■ Requirement ■
Copy every entry exactly as given, minus the images.
===== Excerpted data
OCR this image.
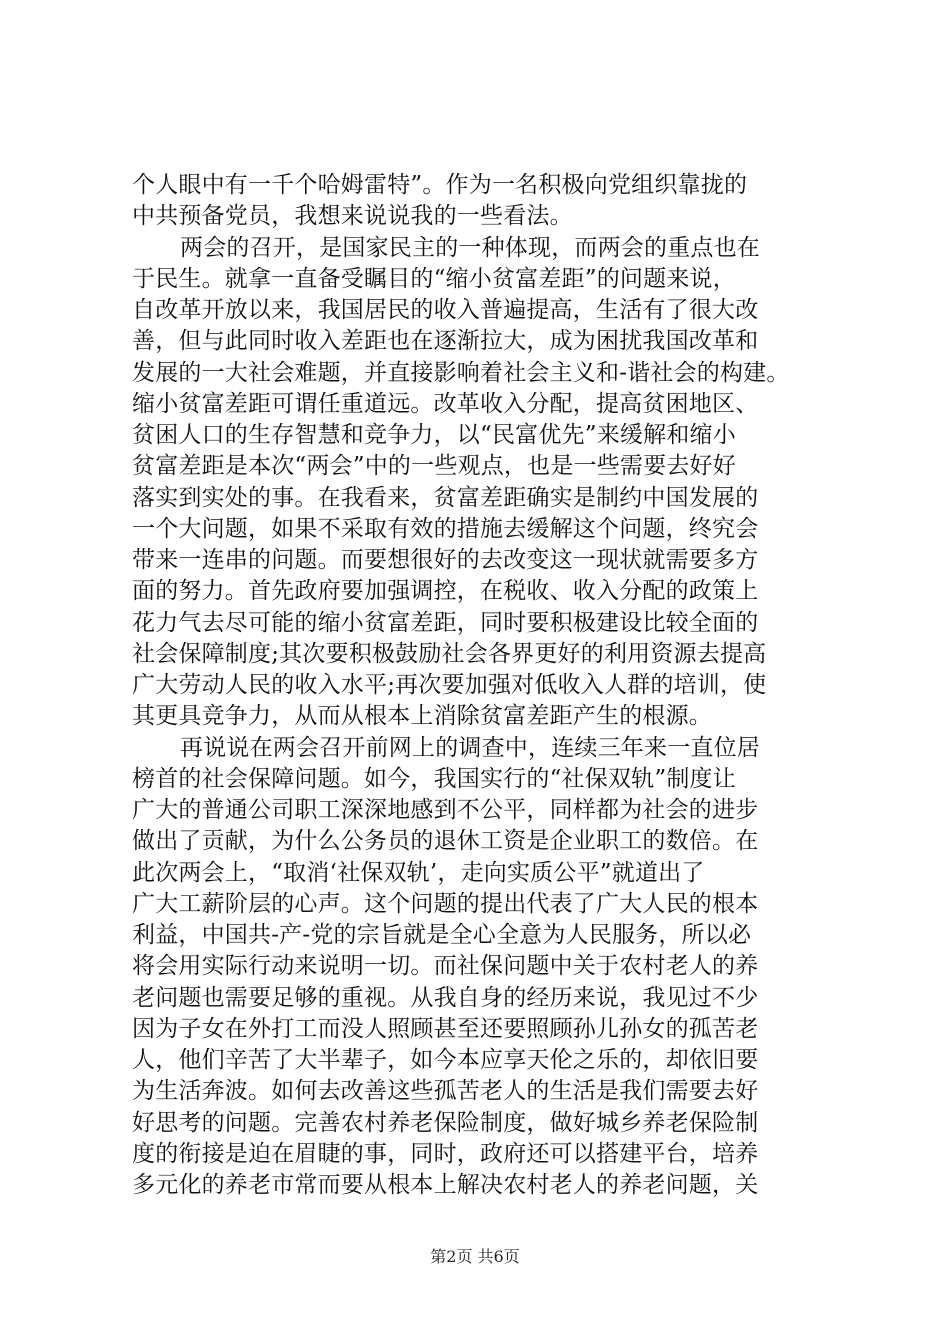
个人眼中有一千个哈姆雷特”。作为一名积极向党组织靠拢的
中共预备党员，我想来说说我的一些看法。
两会的召开，是国家民主的一种体现，而两会的重点也在
于民生。就拿一直备受瞩目的“缩小贫富差距”的问题来说，
自改革开放以来，我国居民的收入普遍提高，生活有了很大改
善，但与此同时收入差距也在逐渐拉大，成为困扰我国改革和
发展的一大社会难题，并直接影响着社会主义和-谐社会的构建。
缩小贫富差距可谓任重道远。改革收入分配，提高贫困地区、
贫困人口的生存智慧和竞争力，以“民富优先”来缓解和缩小
贫富差距是本次“两会”中的一些观点，也是一些需要去好好
落实到实处的事。在我看来，贫富差距确实是制约中国发展的
一个大问题，如果不采取有效的措施去缓解这个问题，终究会
带来一连串的问题。而要想很好的去改变这一现状就需要多方
面的努力。首先政府要加强调控，在税收、收入分配的政策上
花力气去尽可能的缩小贫富差距，同时要积极建设比较全面的
社会保障制度;其次要积极鼓励社会各界更好的利用资源去提高
广大劳动人民的收入水平;再次要加强对低收入人群的培训，使
其更具竞争力，从而从根本上消除贫富差距产生的根源。
再说说在两会召开前网上的调查中，连续三年来一直位居
榜首的社会保障问题。如今，我国实行的“社保双轨”制度让
广大的普通公司职工深深地感到不公平，同样都为社会的进步
做出了贡献，为什么公务员的退休工资是企业职工的数倍。在
此次两会上，“取消‘社保双轨’，走向实质公平”就道出了
广大工薪阶层的心声。这个问题的提出代表了广大人民的根本
利益，中国共-产-党的宗旨就是全心全意为人民服务，所以必
将会用实际行动来说明一切。而社保问题中关于农村老人的养
老问题也需要足够的重视。从我自身的经历来说，我见过不少
因为子女在外打工而没人照顾甚至还要照顾孙儿孙女的孤苦老
人，他们辛苦了大半辈子，如今本应享天伦之乐的，却依旧要
为生活奔波。如何去改善这些孤苦老人的生活是我们需要去好
好思考的问题。完善农村养老保险制度，做好城乡养老保险制
度的衔接是迫在眉睫的事，同时，政府还可以搭建平台，培养
多元化的养老市常而要从根本上解决农村老人的养老问题，关
第2页 共6页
==========
■ Answer in full ■
OCR this image.
个人眼中有一千个哈姆雷特”。作为一名积极向党组织靠拢的
中共预备党员，我想来说说我的一些看法。
两会的召开，是国家民主的一种体现，而两会的重点也在
于民生。就拿一直备受瞩目的“缩小贫富差距”的问题来说，
自改革开放以来，我国居民的收入普遍提高，生活有了很大改
善，但与此同时收入差距也在逐渐拉大，成为困扰我国改革和
发展的一大社会难题，并直接影响着社会主义和-谐社会的构建。
缩小贫富差距可谓任重道远。改革收入分配，提高贫困地区、
贫困人口的生存智慧和竞争力，以“民富优先”来缓解和缩小
贫富差距是本次“两会”中的一些观点，也是一些需要去好好
落实到实处的事。在我看来，贫富差距确实是制约中国发展的
一个大问题，如果不采取有效的措施去缓解这个问题，终究会
带来一连串的问题。而要想很好的去改变这一现状就需要多方
面的努力。首先政府要加强调控，在税收、收入分配的政策上
花力气去尽可能的缩小贫富差距，同时要积极建设比较全面的
社会保障制度;其次要积极鼓励社会各界更好的利用资源去提高
广大劳动人民的收入水平;再次要加强对低收入人群的培训，使
其更具竞争力，从而从根本上消除贫富差距产生的根源。
再说说在两会召开前网上的调查中，连续三年来一直位居
榜首的社会保障问题。如今，我国实行的“社保双轨”制度让
广大的普通公司职工深深地感到不公平，同样都为社会的进步
做出了贡献，为什么公务员的退休工资是企业职工的数倍。在
此次两会上，“取消‘社保双轨’，走向实质公平”就道出了
广大工薪阶层的心声。这个问题的提出代表了广大人民的根本
利益，中国共-产-党的宗旨就是全心全意为人民服务，所以必
将会用实际行动来说明一切。而社保问题中关于农村老人的养
老问题也需要足够的重视。从我自身的经历来说，我见过不少
因为子女在外打工而没人照顾甚至还要照顾孙儿孙女的孤苦老
人，他们辛苦了大半辈子，如今本应享天伦之乐的，却依旧要
为生活奔波。如何去改善这些孤苦老人的生活是我们需要去好
好思考的问题。完善农村养老保险制度，做好城乡养老保险制
度的衔接是迫在眉睫的事，同时，政府还可以搭建平台，培养
多元化的养老市常而要从根本上解决农村老人的养老问题，关
第2页 共6页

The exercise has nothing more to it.